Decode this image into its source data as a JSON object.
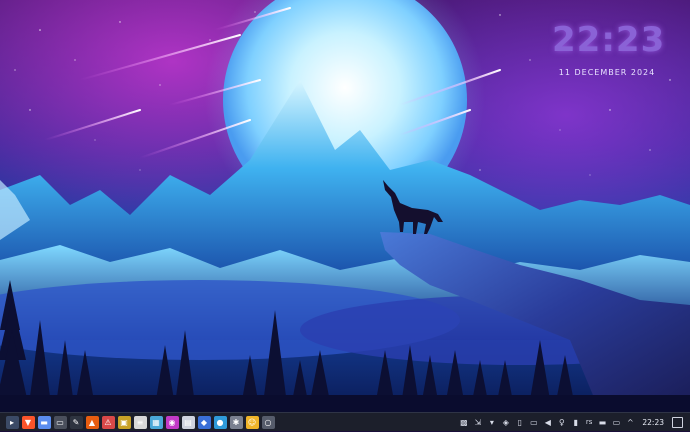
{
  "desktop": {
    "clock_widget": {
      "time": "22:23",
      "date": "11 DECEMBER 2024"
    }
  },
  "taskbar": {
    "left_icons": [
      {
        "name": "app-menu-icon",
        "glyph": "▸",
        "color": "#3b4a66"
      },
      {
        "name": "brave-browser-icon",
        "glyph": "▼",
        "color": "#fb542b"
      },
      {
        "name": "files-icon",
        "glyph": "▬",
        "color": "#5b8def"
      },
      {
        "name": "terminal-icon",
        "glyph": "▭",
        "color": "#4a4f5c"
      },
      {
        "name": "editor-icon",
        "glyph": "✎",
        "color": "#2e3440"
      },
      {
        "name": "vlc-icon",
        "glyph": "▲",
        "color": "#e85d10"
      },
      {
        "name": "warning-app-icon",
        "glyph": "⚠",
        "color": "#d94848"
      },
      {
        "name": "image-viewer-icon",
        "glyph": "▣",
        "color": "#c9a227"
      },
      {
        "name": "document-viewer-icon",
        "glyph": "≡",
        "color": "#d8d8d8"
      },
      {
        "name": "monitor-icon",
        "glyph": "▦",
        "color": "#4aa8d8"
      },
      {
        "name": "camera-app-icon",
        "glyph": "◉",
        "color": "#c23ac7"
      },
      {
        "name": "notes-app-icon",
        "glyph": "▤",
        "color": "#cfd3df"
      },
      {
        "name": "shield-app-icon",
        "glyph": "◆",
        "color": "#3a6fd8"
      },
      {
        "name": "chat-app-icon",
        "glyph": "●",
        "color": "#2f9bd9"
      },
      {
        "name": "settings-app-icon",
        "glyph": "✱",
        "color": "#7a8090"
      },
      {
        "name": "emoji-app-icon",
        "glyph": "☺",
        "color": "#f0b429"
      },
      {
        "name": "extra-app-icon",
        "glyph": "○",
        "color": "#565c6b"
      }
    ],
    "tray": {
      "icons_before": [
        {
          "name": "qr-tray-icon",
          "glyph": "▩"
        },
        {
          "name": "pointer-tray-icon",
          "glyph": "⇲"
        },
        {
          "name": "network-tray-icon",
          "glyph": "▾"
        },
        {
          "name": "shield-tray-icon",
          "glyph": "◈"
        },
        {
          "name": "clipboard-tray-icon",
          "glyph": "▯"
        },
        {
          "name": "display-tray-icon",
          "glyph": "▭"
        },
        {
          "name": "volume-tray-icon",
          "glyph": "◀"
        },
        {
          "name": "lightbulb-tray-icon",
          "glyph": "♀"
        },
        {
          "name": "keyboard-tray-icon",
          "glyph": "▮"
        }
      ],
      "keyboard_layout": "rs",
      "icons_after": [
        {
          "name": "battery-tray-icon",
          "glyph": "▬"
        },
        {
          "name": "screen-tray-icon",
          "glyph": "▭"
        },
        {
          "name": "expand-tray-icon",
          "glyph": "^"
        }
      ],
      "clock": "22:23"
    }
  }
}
———
* _TASK PROMPT_: List the lines that contain the word "shield".

* _REPLY TO THE TASK_:
        "name": "shield-app-icon",
          "name": "shield-tray-icon",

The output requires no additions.